## start

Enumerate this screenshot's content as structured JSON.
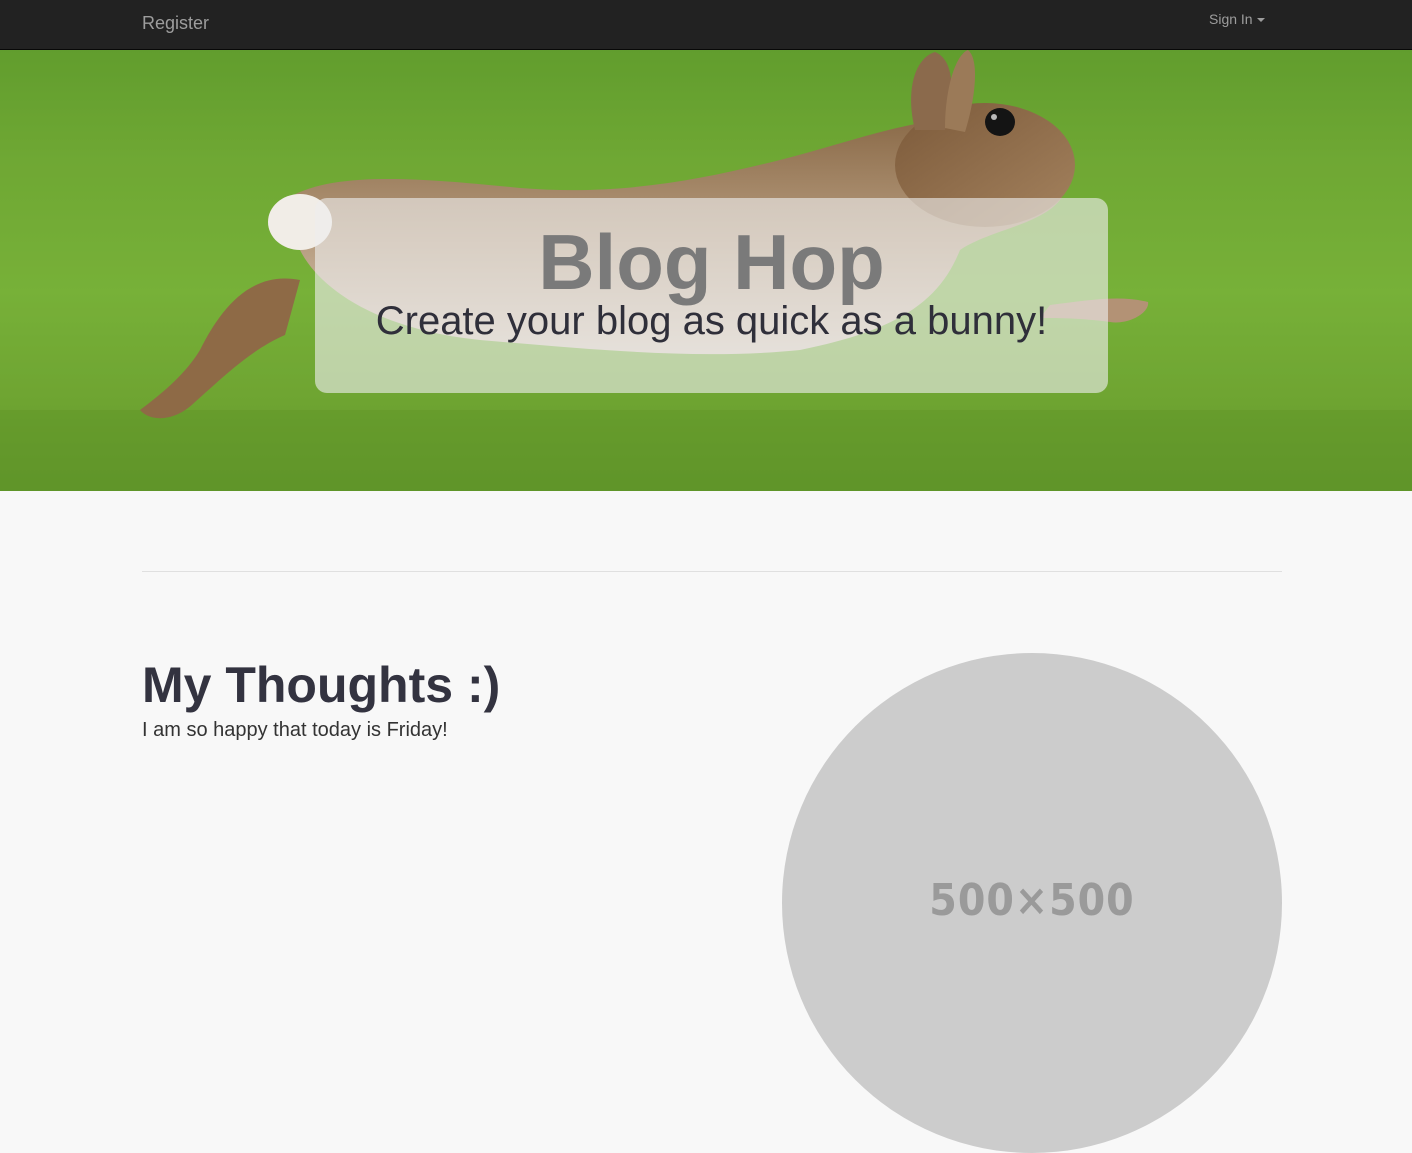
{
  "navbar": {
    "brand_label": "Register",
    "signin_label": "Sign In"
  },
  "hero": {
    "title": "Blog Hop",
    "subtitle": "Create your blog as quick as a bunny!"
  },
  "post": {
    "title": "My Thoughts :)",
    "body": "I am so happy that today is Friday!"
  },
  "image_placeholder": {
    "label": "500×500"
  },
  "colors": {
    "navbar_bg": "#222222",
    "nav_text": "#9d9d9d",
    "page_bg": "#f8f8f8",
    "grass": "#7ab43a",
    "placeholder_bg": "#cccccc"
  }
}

## end

PROBLEM REQUIREMENTS — All of the entries need to be transcribed word for word; pictures are left out.

RESPONSE —
Enumerate this screenshot's content as structured JSON.
{
  "navbar": {
    "brand_label": "Register",
    "signin_label": "Sign In"
  },
  "hero": {
    "title": "Blog Hop",
    "subtitle": "Create your blog as quick as a bunny!"
  },
  "post": {
    "title": "My Thoughts :)",
    "body": "I am so happy that today is Friday!"
  },
  "image_placeholder": {
    "label": "500×500"
  },
  "colors": {
    "navbar_bg": "#222222",
    "nav_text": "#9d9d9d",
    "page_bg": "#f8f8f8",
    "grass": "#7ab43a",
    "placeholder_bg": "#cccccc"
  }
}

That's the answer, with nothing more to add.